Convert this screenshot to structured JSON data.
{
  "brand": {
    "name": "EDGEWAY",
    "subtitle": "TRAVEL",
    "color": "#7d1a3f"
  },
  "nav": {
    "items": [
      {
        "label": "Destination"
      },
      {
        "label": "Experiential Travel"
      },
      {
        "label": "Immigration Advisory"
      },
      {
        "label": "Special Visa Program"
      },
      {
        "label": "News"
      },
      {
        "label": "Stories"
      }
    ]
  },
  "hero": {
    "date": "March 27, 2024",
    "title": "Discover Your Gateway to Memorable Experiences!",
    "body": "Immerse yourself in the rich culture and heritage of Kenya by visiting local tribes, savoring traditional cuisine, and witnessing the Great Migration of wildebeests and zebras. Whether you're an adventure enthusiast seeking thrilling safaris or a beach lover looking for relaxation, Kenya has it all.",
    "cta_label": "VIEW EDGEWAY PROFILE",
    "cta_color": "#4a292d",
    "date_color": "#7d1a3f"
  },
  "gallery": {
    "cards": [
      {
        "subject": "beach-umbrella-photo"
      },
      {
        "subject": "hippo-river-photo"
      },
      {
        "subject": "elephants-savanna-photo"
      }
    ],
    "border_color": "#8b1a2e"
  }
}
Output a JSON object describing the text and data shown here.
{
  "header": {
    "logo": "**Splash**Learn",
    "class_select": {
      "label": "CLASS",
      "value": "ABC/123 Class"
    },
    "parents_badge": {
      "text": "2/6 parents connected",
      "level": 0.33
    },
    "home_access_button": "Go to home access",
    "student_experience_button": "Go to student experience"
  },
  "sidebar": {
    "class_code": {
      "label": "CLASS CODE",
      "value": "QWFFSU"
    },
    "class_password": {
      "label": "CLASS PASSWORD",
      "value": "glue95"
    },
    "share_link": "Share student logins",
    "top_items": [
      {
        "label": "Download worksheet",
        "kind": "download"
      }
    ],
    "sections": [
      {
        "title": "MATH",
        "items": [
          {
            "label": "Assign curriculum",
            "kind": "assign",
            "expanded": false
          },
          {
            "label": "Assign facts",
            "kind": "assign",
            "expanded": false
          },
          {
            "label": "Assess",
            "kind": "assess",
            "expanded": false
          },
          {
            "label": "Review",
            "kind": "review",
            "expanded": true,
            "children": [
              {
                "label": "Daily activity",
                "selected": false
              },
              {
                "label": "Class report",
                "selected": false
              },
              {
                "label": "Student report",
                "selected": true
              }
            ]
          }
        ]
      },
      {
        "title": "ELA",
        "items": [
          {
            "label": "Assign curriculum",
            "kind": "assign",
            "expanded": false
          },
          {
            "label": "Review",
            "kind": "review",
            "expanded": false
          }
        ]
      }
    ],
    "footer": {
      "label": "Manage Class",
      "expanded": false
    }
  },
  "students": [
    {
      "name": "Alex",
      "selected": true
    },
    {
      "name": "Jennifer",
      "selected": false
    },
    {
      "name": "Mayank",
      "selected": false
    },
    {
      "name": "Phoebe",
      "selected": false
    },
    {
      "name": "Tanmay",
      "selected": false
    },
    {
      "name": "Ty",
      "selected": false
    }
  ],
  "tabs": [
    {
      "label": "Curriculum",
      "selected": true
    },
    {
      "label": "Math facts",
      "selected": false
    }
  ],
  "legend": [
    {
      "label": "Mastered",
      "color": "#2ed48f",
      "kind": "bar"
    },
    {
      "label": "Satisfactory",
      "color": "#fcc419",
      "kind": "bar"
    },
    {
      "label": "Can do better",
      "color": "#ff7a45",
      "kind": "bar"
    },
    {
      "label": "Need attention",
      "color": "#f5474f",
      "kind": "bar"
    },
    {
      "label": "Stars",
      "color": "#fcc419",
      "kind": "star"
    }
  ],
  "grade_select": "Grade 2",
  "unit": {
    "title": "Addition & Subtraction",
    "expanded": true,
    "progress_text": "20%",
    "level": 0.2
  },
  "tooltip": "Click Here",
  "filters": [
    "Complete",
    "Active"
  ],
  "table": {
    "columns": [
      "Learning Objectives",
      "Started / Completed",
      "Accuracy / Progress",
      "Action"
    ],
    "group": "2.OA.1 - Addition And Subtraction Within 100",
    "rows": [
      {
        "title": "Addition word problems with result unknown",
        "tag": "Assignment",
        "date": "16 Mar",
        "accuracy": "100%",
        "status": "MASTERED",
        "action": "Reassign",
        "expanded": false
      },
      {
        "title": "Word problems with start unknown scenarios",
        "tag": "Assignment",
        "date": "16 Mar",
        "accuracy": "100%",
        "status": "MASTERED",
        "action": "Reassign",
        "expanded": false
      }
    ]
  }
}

→ **What you have to do**: Print the material once more, exactly.

→ **Final result**:
Convert this screenshot to structured JSON data.
{
  "brand": {
    "name": "EDGEWAY",
    "subtitle": "TRAVEL",
    "color": "#7d1a3f"
  },
  "nav": {
    "items": [
      {
        "label": "Destination"
      },
      {
        "label": "Experiential Travel"
      },
      {
        "label": "Immigration Advisory"
      },
      {
        "label": "Special Visa Program"
      },
      {
        "label": "News"
      },
      {
        "label": "Stories"
      }
    ]
  },
  "hero": {
    "date": "March 27, 2024",
    "title": "Discover Your Gateway to Memorable Experiences!",
    "body": "Immerse yourself in the rich culture and heritage of Kenya by visiting local tribes, savoring traditional cuisine, and witnessing the Great Migration of wildebeests and zebras. Whether you're an adventure enthusiast seeking thrilling safaris or a beach lover looking for relaxation, Kenya has it all.",
    "cta_label": "VIEW EDGEWAY PROFILE",
    "cta_color": "#4a292d",
    "date_color": "#7d1a3f"
  },
  "gallery": {
    "cards": [
      {
        "subject": "beach-umbrella-photo"
      },
      {
        "subject": "hippo-river-photo"
      },
      {
        "subject": "elephants-savanna-photo"
      }
    ],
    "border_color": "#8b1a2e"
  }
}
Output a JSON object describing the text and data shown here.
{
  "header": {
    "logo": "**Splash**Learn",
    "class_select": {
      "label": "CLASS",
      "value": "ABC/123 Class"
    },
    "parents_badge": {
      "text": "2/6 parents connected",
      "level": 0.33
    },
    "home_access_button": "Go to home access",
    "student_experience_button": "Go to student experience"
  },
  "sidebar": {
    "class_code": {
      "label": "CLASS CODE",
      "value": "QWFFSU"
    },
    "class_password": {
      "label": "CLASS PASSWORD",
      "value": "glue95"
    },
    "share_link": "Share student logins",
    "top_items": [
      {
        "label": "Download worksheet",
        "kind": "download"
      }
    ],
    "sections": [
      {
        "title": "MATH",
        "items": [
          {
            "label": "Assign curriculum",
            "kind": "assign",
            "expanded": false
          },
          {
            "label": "Assign facts",
            "kind": "assign",
            "expanded": false
          },
          {
            "label": "Assess",
            "kind": "assess",
            "expanded": false
          },
          {
            "label": "Review",
            "kind": "review",
            "expanded": true,
            "children": [
              {
                "label": "Daily activity",
                "selected": false
              },
              {
                "label": "Class report",
                "selected": false
              },
              {
                "label": "Student report",
                "selected": true
              }
            ]
          }
        ]
      },
      {
        "title": "ELA",
        "items": [
          {
            "label": "Assign curriculum",
            "kind": "assign",
            "expanded": false
          },
          {
            "label": "Review",
            "kind": "review",
            "expanded": false
          }
        ]
      }
    ],
    "footer": {
      "label": "Manage Class",
      "expanded": false
    }
  },
  "students": [
    {
      "name": "Alex",
      "selected": true
    },
    {
      "name": "Jennifer",
      "selected": false
    },
    {
      "name": "Mayank",
      "selected": false
    },
    {
      "name": "Phoebe",
      "selected": false
    },
    {
      "name": "Tanmay",
      "selected": false
    },
    {
      "name": "Ty",
      "selected": false
    }
  ],
  "tabs": [
    {
      "label": "Curriculum",
      "selected": true
    },
    {
      "label": "Math facts",
      "selected": false
    }
  ],
  "legend": [
    {
      "label": "Mastered",
      "color": "#2ed48f",
      "kind": "bar"
    },
    {
      "label": "Satisfactory",
      "color": "#fcc419",
      "kind": "bar"
    },
    {
      "label": "Can do better",
      "color": "#ff7a45",
      "kind": "bar"
    },
    {
      "label": "Need attention",
      "color": "#f5474f",
      "kind": "bar"
    },
    {
      "label": "Stars",
      "color": "#fcc419",
      "kind": "star"
    }
  ],
  "grade_select": "Grade 2",
  "unit": {
    "title": "Addition & Subtraction",
    "expanded": true,
    "progress_text": "20%",
    "level": 0.2
  },
  "tooltip": "Click Here",
  "filters": [
    "Complete",
    "Active"
  ],
  "table": {
    "columns": [
      "Learning Objectives",
      "Started / Completed",
      "Accuracy / Progress",
      "Action"
    ],
    "group": "2.OA.1 - Addition And Subtraction Within 100",
    "rows": [
      {
        "title": "Addition word problems with result unknown",
        "tag": "Assignment",
        "date": "16 Mar",
        "accuracy": "100%",
        "status": "MASTERED",
        "action": "Reassign",
        "expanded": false
      },
      {
        "title": "Word problems with start unknown scenarios",
        "tag": "Assignment",
        "date": "16 Mar",
        "accuracy": "100%",
        "status": "MASTERED",
        "action": "Reassign",
        "expanded": false
      }
    ]
  }
}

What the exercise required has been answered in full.